| Aim of the exercise |
State the number of lines in these records holding "allantoïde". Say nothing more.

---- Entries shown

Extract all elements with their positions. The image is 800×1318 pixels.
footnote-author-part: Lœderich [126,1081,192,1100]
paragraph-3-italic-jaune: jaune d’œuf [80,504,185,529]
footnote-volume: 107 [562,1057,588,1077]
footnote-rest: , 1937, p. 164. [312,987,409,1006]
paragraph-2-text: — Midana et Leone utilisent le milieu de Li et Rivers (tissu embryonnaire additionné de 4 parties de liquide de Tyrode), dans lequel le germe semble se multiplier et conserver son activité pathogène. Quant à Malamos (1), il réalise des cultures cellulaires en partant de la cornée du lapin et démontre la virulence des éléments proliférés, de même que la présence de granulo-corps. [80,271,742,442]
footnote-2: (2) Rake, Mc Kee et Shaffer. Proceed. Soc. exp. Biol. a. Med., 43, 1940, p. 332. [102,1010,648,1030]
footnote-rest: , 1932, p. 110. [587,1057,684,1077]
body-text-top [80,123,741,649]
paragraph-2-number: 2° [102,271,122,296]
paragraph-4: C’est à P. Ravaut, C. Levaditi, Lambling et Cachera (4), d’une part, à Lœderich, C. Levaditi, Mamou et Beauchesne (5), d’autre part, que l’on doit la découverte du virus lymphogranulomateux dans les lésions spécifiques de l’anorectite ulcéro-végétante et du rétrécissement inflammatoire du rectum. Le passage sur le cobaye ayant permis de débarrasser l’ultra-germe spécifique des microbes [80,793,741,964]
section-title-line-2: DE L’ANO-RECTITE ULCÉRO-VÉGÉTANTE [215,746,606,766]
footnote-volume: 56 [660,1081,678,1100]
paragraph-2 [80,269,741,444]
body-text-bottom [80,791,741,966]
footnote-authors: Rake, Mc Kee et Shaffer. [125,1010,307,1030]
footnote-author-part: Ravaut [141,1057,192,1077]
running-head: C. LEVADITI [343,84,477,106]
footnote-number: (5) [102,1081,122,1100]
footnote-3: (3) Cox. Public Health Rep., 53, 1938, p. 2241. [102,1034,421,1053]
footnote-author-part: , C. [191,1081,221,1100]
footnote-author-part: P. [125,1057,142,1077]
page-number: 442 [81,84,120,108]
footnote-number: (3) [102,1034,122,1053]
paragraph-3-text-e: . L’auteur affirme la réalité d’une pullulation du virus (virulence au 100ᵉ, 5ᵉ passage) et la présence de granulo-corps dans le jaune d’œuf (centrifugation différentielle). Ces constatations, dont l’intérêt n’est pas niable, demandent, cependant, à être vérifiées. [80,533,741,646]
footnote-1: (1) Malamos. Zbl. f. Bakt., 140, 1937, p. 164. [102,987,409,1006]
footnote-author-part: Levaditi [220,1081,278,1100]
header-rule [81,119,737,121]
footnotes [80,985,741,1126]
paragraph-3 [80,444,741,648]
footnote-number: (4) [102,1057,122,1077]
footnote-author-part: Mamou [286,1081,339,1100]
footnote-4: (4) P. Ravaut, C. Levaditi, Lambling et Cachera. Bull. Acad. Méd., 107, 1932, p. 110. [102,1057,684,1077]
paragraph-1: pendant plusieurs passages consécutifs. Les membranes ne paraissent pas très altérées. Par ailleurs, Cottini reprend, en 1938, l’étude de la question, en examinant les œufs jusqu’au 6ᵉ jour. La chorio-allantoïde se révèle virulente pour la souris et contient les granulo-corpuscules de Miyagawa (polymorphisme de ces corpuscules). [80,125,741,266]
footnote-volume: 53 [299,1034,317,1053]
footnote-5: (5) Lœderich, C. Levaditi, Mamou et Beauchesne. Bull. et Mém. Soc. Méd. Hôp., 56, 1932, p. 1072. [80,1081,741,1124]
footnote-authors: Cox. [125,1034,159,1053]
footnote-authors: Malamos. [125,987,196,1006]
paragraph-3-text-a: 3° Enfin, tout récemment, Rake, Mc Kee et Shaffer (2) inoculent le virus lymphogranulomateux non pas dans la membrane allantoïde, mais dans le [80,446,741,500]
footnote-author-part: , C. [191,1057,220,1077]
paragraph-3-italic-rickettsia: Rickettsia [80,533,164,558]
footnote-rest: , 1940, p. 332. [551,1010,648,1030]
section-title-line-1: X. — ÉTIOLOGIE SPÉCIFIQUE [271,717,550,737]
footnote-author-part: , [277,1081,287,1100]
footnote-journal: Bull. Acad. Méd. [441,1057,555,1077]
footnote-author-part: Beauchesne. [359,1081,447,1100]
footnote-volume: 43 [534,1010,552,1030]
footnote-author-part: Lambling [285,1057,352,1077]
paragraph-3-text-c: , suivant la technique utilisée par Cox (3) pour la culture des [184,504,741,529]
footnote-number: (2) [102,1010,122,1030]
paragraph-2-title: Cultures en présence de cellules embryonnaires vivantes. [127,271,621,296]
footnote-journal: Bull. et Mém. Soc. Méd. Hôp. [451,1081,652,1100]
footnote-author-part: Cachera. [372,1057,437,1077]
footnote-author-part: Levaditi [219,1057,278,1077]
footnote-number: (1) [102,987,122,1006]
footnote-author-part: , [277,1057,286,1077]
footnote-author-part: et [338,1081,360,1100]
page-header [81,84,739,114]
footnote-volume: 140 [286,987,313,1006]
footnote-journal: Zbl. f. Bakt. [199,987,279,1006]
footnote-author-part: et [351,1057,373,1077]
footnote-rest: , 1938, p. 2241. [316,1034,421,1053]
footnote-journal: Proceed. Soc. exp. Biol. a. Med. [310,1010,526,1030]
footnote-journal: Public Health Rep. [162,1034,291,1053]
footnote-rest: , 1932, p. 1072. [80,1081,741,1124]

--------

| Final answer |
2